**SHORT EXERCISE**
Reproduce the records. Keep every word exact and include no images.

**RAW RECORDS**
====
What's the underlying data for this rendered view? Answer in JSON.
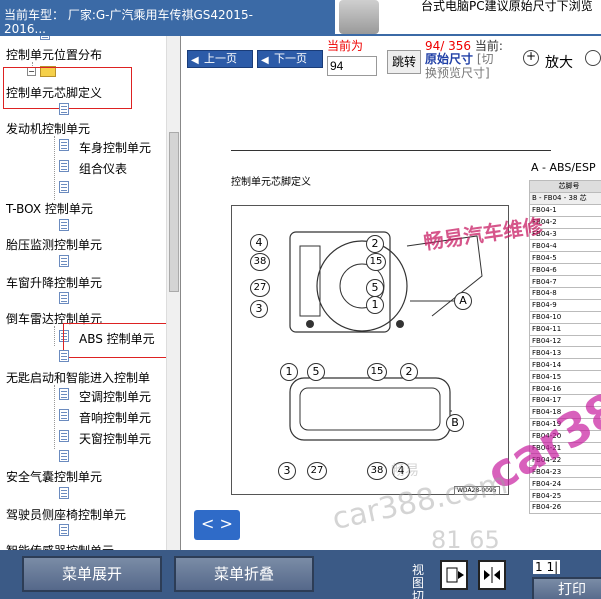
{
  "header": {
    "vehicle_line1": "当前车型： 厂家:G-广汽乘用车传祺GS42015-",
    "vehicle_line2": "2016...",
    "banner_text": "台式电脑PC建议原始尺寸下浏览"
  },
  "tree": {
    "items": [
      {
        "label": "控制单元位置分布"
      },
      {
        "label": "控制单元芯脚定义"
      },
      {
        "label": "发动机控制单元"
      },
      {
        "label": "车身控制单元"
      },
      {
        "label": "组合仪表"
      },
      {
        "label": "T-BOX 控制单元"
      },
      {
        "label": "胎压监测控制单元"
      },
      {
        "label": "车窗升降控制单元"
      },
      {
        "label": "倒车雷达控制单元"
      },
      {
        "label": "ABS 控制单元"
      },
      {
        "label": "无匙启动和智能进入控制单"
      },
      {
        "label": "空调控制单元"
      },
      {
        "label": "音响控制单元"
      },
      {
        "label": "天窗控制单元"
      },
      {
        "label": "安全气囊控制单元"
      },
      {
        "label": "驾驶员侧座椅控制单元"
      },
      {
        "label": "智能传感器控制单元"
      }
    ]
  },
  "toolbar": {
    "prev_label": "上一页",
    "next_label": "下一页",
    "current_label": "当前为",
    "page_value": "94",
    "jump_label": "跳转",
    "page_count": "94/ 356",
    "current_mode_label": "当前:",
    "original_size": "原始尺寸",
    "switch_note": "[切换预览尺寸]",
    "zoom_in_label": "放大"
  },
  "document": {
    "section_title": "控制单元芯脚定义",
    "abs_title": "A - ABS/ESP",
    "table_header": "芯脚号",
    "table_section": "B - FB04 - 38 芯",
    "pins": [
      "FB04-1",
      "FB04-2",
      "FB04-3",
      "FB04-4",
      "FB04-5",
      "FB04-6",
      "FB04-7",
      "FB04-8",
      "FB04-9",
      "FB04-10",
      "FB04-11",
      "FB04-12",
      "FB04-13",
      "FB04-14",
      "FB04-15",
      "FB04-16",
      "FB04-17",
      "FB04-18",
      "FB04-19",
      "FB04-20",
      "FB04-21",
      "FB04-22",
      "FB04-23",
      "FB04-24",
      "FB04-25",
      "FB04-26"
    ],
    "figure_code": "WDA28-0095",
    "callouts_top": [
      "4",
      "2",
      "38",
      "15",
      "27",
      "5",
      "3",
      "1",
      "A"
    ],
    "callouts_bottom": [
      "1",
      "5",
      "15",
      "2",
      "B",
      "3",
      "27",
      "38",
      "4"
    ],
    "watermark_1": "畅易汽车维修",
    "watermark_2": "car38",
    "watermark_3": "car388.com",
    "watermark_4": "畅易",
    "watermark_5": "81 65",
    "toggle_label": "< >"
  },
  "bottom": {
    "expand_label": "菜单展开",
    "collapse_label": "菜单折叠",
    "view_label": "视图切",
    "page_indicator": "1 1|",
    "print_label": "打印"
  }
}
====
**SOLUTION FOR THIS PROBLEM**
What's the underlying data for this rendered view? Answer in JSON.
{
  "header": {
    "vehicle_line1": "当前车型： 厂家:G-广汽乘用车传祺GS42015-",
    "vehicle_line2": "2016...",
    "banner_text": "台式电脑PC建议原始尺寸下浏览"
  },
  "tree": {
    "items": [
      {
        "label": "控制单元位置分布"
      },
      {
        "label": "控制单元芯脚定义"
      },
      {
        "label": "发动机控制单元"
      },
      {
        "label": "车身控制单元"
      },
      {
        "label": "组合仪表"
      },
      {
        "label": "T-BOX 控制单元"
      },
      {
        "label": "胎压监测控制单元"
      },
      {
        "label": "车窗升降控制单元"
      },
      {
        "label": "倒车雷达控制单元"
      },
      {
        "label": "ABS 控制单元"
      },
      {
        "label": "无匙启动和智能进入控制单"
      },
      {
        "label": "空调控制单元"
      },
      {
        "label": "音响控制单元"
      },
      {
        "label": "天窗控制单元"
      },
      {
        "label": "安全气囊控制单元"
      },
      {
        "label": "驾驶员侧座椅控制单元"
      },
      {
        "label": "智能传感器控制单元"
      }
    ]
  },
  "toolbar": {
    "prev_label": "上一页",
    "next_label": "下一页",
    "current_label": "当前为",
    "page_value": "94",
    "jump_label": "跳转",
    "page_count": "94/ 356",
    "current_mode_label": "当前:",
    "original_size": "原始尺寸",
    "switch_note": "[切换预览尺寸]",
    "zoom_in_label": "放大"
  },
  "document": {
    "section_title": "控制单元芯脚定义",
    "abs_title": "A - ABS/ESP",
    "table_header": "芯脚号",
    "table_section": "B - FB04 - 38 芯",
    "pins": [
      "FB04-1",
      "FB04-2",
      "FB04-3",
      "FB04-4",
      "FB04-5",
      "FB04-6",
      "FB04-7",
      "FB04-8",
      "FB04-9",
      "FB04-10",
      "FB04-11",
      "FB04-12",
      "FB04-13",
      "FB04-14",
      "FB04-15",
      "FB04-16",
      "FB04-17",
      "FB04-18",
      "FB04-19",
      "FB04-20",
      "FB04-21",
      "FB04-22",
      "FB04-23",
      "FB04-24",
      "FB04-25",
      "FB04-26"
    ],
    "figure_code": "WDA28-0095",
    "callouts_top": [
      "4",
      "2",
      "38",
      "15",
      "27",
      "5",
      "3",
      "1",
      "A"
    ],
    "callouts_bottom": [
      "1",
      "5",
      "15",
      "2",
      "B",
      "3",
      "27",
      "38",
      "4"
    ],
    "watermark_1": "畅易汽车维修",
    "watermark_2": "car38",
    "watermark_3": "car388.com",
    "watermark_4": "畅易",
    "watermark_5": "81 65",
    "toggle_label": "< >"
  },
  "bottom": {
    "expand_label": "菜单展开",
    "collapse_label": "菜单折叠",
    "view_label": "视图切",
    "page_indicator": "1 1|",
    "print_label": "打印"
  }
}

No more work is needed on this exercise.